The request: Wherever the string "name" appears in a line, extract that line.

(Rows from a dataset)
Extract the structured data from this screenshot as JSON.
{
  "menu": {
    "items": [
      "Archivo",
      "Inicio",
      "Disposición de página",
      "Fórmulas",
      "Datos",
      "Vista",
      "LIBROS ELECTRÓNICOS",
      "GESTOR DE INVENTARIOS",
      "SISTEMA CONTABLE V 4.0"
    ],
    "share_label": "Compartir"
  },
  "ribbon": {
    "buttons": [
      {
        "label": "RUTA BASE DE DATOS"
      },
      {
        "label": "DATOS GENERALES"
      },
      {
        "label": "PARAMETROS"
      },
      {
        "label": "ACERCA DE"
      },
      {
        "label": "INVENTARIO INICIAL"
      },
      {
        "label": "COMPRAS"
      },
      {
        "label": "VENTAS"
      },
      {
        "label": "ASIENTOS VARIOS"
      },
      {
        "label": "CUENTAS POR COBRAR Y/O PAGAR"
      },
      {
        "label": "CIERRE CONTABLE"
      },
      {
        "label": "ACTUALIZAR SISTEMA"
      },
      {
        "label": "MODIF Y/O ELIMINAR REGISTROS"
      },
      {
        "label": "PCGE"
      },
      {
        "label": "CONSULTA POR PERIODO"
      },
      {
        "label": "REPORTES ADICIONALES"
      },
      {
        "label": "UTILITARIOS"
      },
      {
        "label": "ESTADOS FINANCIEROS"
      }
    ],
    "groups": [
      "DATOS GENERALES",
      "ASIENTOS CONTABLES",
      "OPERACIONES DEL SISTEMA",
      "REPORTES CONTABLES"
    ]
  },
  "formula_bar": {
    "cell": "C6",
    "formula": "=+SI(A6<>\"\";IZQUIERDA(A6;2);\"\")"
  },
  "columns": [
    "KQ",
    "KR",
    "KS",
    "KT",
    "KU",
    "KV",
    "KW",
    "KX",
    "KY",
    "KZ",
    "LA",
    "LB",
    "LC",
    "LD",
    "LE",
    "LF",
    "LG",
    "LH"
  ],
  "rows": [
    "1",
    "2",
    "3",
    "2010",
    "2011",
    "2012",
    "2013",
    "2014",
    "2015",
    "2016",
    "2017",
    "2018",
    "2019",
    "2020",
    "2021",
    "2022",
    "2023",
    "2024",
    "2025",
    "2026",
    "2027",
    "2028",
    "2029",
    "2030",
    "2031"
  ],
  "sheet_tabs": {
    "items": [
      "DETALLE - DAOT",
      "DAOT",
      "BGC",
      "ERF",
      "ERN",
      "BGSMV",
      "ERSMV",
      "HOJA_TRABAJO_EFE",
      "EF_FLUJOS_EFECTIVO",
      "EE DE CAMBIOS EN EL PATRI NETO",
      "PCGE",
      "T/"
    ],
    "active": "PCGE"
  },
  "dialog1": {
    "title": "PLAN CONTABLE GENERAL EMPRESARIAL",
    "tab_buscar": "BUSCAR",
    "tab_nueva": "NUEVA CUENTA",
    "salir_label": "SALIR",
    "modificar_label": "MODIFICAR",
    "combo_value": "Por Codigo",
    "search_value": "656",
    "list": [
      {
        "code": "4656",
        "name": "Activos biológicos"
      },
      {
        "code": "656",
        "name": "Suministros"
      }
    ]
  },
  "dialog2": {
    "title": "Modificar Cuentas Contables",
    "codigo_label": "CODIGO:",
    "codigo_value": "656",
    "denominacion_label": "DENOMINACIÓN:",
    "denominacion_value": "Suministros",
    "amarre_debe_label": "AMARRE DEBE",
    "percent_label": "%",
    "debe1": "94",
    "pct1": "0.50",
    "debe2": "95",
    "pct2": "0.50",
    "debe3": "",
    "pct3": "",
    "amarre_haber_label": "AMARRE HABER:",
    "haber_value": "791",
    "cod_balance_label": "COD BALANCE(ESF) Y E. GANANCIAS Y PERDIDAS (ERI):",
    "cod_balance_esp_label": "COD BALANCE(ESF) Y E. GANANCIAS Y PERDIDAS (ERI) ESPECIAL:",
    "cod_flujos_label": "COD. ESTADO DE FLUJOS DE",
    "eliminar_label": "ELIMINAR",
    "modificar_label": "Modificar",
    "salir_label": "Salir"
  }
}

Task solution:
        "name": "Activos biológicos"
        "name": "Suministros"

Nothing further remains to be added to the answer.